Source records =>
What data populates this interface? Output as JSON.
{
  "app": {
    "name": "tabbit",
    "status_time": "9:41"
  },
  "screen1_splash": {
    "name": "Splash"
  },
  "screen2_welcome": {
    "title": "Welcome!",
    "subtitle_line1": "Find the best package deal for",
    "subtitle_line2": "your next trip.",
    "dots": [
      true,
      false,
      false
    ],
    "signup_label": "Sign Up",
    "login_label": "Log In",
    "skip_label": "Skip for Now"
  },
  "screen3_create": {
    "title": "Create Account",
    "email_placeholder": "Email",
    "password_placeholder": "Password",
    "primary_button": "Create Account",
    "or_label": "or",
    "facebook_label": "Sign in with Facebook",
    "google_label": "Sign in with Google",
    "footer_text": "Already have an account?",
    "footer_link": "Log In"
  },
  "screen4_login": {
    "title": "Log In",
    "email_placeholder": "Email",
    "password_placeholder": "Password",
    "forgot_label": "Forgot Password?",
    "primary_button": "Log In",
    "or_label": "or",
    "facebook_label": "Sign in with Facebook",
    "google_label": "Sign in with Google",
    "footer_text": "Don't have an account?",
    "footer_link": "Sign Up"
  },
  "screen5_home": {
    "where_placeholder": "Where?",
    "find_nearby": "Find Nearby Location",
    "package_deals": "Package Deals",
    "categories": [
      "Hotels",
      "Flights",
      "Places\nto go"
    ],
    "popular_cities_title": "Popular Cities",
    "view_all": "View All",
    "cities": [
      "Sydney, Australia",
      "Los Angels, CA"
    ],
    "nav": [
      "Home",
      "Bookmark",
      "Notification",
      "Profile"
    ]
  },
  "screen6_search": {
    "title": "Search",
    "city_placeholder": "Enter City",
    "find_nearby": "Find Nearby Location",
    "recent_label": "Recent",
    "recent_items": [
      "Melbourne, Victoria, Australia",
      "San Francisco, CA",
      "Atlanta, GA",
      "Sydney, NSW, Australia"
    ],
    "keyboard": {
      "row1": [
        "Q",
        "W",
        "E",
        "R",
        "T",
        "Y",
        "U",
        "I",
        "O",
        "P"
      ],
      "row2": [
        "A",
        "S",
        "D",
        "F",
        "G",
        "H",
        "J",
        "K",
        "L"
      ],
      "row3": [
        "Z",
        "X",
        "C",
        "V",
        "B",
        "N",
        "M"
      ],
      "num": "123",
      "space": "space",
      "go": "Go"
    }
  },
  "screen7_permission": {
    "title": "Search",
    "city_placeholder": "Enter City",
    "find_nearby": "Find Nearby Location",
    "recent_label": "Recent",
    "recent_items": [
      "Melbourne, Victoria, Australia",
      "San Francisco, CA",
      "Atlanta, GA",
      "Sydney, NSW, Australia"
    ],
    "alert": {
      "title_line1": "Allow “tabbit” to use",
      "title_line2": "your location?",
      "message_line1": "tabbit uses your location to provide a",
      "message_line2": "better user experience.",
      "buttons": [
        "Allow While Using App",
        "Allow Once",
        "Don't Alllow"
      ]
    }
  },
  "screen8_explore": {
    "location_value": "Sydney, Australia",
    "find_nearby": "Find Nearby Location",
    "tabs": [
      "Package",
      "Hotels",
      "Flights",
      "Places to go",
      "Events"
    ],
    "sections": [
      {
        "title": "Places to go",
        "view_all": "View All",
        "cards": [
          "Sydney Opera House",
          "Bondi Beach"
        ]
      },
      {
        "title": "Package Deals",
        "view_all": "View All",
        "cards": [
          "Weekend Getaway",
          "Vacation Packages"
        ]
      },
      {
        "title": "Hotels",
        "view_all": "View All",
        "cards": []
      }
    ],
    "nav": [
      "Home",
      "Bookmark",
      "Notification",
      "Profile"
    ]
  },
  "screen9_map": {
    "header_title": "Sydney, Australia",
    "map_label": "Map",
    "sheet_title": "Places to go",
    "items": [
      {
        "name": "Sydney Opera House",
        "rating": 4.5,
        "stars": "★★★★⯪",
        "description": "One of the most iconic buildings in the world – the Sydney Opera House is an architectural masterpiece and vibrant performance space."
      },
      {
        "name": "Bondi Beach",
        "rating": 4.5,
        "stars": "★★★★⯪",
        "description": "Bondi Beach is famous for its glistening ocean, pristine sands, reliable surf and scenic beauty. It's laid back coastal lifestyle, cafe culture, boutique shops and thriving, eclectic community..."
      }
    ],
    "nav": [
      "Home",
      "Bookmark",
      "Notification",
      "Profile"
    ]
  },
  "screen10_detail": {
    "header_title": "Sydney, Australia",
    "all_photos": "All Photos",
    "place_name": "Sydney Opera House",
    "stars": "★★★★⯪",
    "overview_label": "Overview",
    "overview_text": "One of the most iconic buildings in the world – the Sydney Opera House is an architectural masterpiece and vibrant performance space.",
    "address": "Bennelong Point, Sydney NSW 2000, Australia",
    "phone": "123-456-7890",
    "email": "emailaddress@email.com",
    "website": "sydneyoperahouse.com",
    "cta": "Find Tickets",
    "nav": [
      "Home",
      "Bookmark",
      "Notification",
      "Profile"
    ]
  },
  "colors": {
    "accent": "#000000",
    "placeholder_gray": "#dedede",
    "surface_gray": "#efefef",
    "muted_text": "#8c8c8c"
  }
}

Work to do =>
Send back every record, precisely as written.

Complete response =>
What data populates this interface? Output as JSON.
{
  "app": {
    "name": "tabbit",
    "status_time": "9:41"
  },
  "screen1_splash": {
    "name": "Splash"
  },
  "screen2_welcome": {
    "title": "Welcome!",
    "subtitle_line1": "Find the best package deal for",
    "subtitle_line2": "your next trip.",
    "dots": [
      true,
      false,
      false
    ],
    "signup_label": "Sign Up",
    "login_label": "Log In",
    "skip_label": "Skip for Now"
  },
  "screen3_create": {
    "title": "Create Account",
    "email_placeholder": "Email",
    "password_placeholder": "Password",
    "primary_button": "Create Account",
    "or_label": "or",
    "facebook_label": "Sign in with Facebook",
    "google_label": "Sign in with Google",
    "footer_text": "Already have an account?",
    "footer_link": "Log In"
  },
  "screen4_login": {
    "title": "Log In",
    "email_placeholder": "Email",
    "password_placeholder": "Password",
    "forgot_label": "Forgot Password?",
    "primary_button": "Log In",
    "or_label": "or",
    "facebook_label": "Sign in with Facebook",
    "google_label": "Sign in with Google",
    "footer_text": "Don't have an account?",
    "footer_link": "Sign Up"
  },
  "screen5_home": {
    "where_placeholder": "Where?",
    "find_nearby": "Find Nearby Location",
    "package_deals": "Package Deals",
    "categories": [
      "Hotels",
      "Flights",
      "Places\nto go"
    ],
    "popular_cities_title": "Popular Cities",
    "view_all": "View All",
    "cities": [
      "Sydney, Australia",
      "Los Angels, CA"
    ],
    "nav": [
      "Home",
      "Bookmark",
      "Notification",
      "Profile"
    ]
  },
  "screen6_search": {
    "title": "Search",
    "city_placeholder": "Enter City",
    "find_nearby": "Find Nearby Location",
    "recent_label": "Recent",
    "recent_items": [
      "Melbourne, Victoria, Australia",
      "San Francisco, CA",
      "Atlanta, GA",
      "Sydney, NSW, Australia"
    ],
    "keyboard": {
      "row1": [
        "Q",
        "W",
        "E",
        "R",
        "T",
        "Y",
        "U",
        "I",
        "O",
        "P"
      ],
      "row2": [
        "A",
        "S",
        "D",
        "F",
        "G",
        "H",
        "J",
        "K",
        "L"
      ],
      "row3": [
        "Z",
        "X",
        "C",
        "V",
        "B",
        "N",
        "M"
      ],
      "num": "123",
      "space": "space",
      "go": "Go"
    }
  },
  "screen7_permission": {
    "title": "Search",
    "city_placeholder": "Enter City",
    "find_nearby": "Find Nearby Location",
    "recent_label": "Recent",
    "recent_items": [
      "Melbourne, Victoria, Australia",
      "San Francisco, CA",
      "Atlanta, GA",
      "Sydney, NSW, Australia"
    ],
    "alert": {
      "title_line1": "Allow “tabbit” to use",
      "title_line2": "your location?",
      "message_line1": "tabbit uses your location to provide a",
      "message_line2": "better user experience.",
      "buttons": [
        "Allow While Using App",
        "Allow Once",
        "Don't Alllow"
      ]
    }
  },
  "screen8_explore": {
    "location_value": "Sydney, Australia",
    "find_nearby": "Find Nearby Location",
    "tabs": [
      "Package",
      "Hotels",
      "Flights",
      "Places to go",
      "Events"
    ],
    "sections": [
      {
        "title": "Places to go",
        "view_all": "View All",
        "cards": [
          "Sydney Opera House",
          "Bondi Beach"
        ]
      },
      {
        "title": "Package Deals",
        "view_all": "View All",
        "cards": [
          "Weekend Getaway",
          "Vacation Packages"
        ]
      },
      {
        "title": "Hotels",
        "view_all": "View All",
        "cards": []
      }
    ],
    "nav": [
      "Home",
      "Bookmark",
      "Notification",
      "Profile"
    ]
  },
  "screen9_map": {
    "header_title": "Sydney, Australia",
    "map_label": "Map",
    "sheet_title": "Places to go",
    "items": [
      {
        "name": "Sydney Opera House",
        "rating": 4.5,
        "stars": "★★★★⯪",
        "description": "One of the most iconic buildings in the world – the Sydney Opera House is an architectural masterpiece and vibrant performance space."
      },
      {
        "name": "Bondi Beach",
        "rating": 4.5,
        "stars": "★★★★⯪",
        "description": "Bondi Beach is famous for its glistening ocean, pristine sands, reliable surf and scenic beauty. It's laid back coastal lifestyle, cafe culture, boutique shops and thriving, eclectic community..."
      }
    ],
    "nav": [
      "Home",
      "Bookmark",
      "Notification",
      "Profile"
    ]
  },
  "screen10_detail": {
    "header_title": "Sydney, Australia",
    "all_photos": "All Photos",
    "place_name": "Sydney Opera House",
    "stars": "★★★★⯪",
    "overview_label": "Overview",
    "overview_text": "One of the most iconic buildings in the world – the Sydney Opera House is an architectural masterpiece and vibrant performance space.",
    "address": "Bennelong Point, Sydney NSW 2000, Australia",
    "phone": "123-456-7890",
    "email": "emailaddress@email.com",
    "website": "sydneyoperahouse.com",
    "cta": "Find Tickets",
    "nav": [
      "Home",
      "Bookmark",
      "Notification",
      "Profile"
    ]
  },
  "colors": {
    "accent": "#000000",
    "placeholder_gray": "#dedede",
    "surface_gray": "#efefef",
    "muted_text": "#8c8c8c"
  }
}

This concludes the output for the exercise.